Extracted entries -
──────────────────────────────
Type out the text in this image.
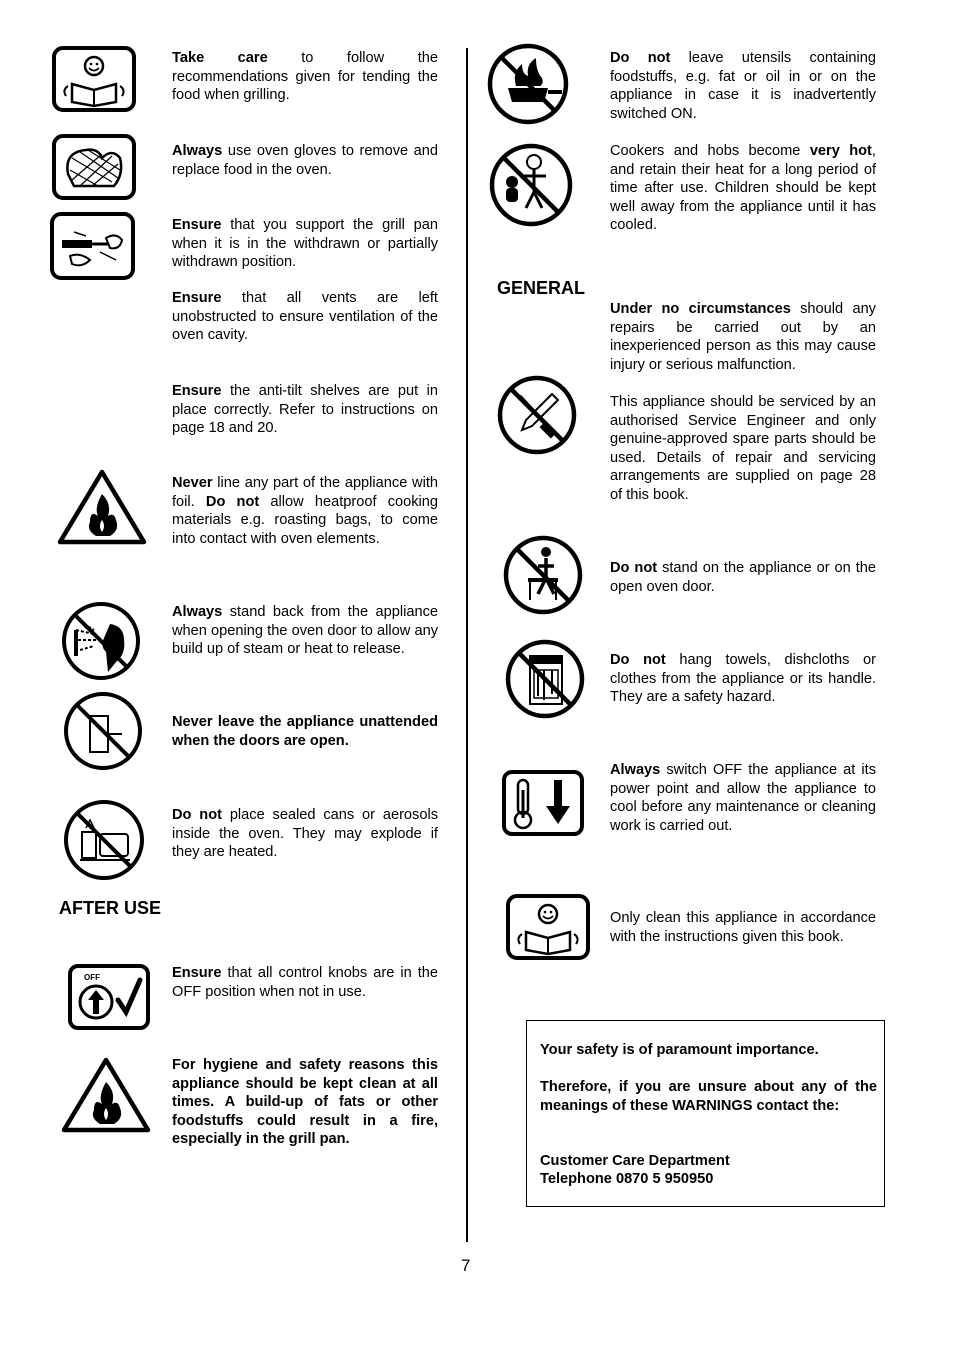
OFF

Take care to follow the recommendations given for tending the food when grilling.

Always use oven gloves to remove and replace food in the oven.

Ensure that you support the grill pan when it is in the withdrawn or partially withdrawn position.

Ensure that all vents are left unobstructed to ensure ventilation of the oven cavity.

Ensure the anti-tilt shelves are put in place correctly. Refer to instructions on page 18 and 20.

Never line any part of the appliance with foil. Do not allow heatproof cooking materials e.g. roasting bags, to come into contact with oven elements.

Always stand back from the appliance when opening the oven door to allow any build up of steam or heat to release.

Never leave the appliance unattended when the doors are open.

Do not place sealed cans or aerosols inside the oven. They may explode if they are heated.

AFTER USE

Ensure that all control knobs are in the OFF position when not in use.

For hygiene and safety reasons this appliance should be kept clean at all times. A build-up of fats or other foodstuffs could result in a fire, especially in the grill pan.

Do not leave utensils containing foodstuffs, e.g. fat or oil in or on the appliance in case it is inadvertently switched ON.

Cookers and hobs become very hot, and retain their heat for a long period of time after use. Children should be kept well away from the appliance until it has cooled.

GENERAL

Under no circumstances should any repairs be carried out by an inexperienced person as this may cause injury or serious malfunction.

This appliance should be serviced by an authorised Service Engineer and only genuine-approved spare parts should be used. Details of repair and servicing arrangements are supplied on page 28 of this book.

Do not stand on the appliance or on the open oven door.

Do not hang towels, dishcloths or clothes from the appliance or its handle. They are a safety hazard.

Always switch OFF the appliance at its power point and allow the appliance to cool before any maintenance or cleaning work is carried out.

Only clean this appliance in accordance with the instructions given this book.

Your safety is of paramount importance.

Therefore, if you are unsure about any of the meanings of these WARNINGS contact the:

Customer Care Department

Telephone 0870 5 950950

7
──────────────────────────────
What is asked - Identify each line in the entries with the word "leave" and copy it.

Solution below -
Never leave the appliance unattended when the doors are open.
Do not leave utensils containing foodstuffs, e.g. fat or oil in or on the appliance in case it is inadvertently switched ON.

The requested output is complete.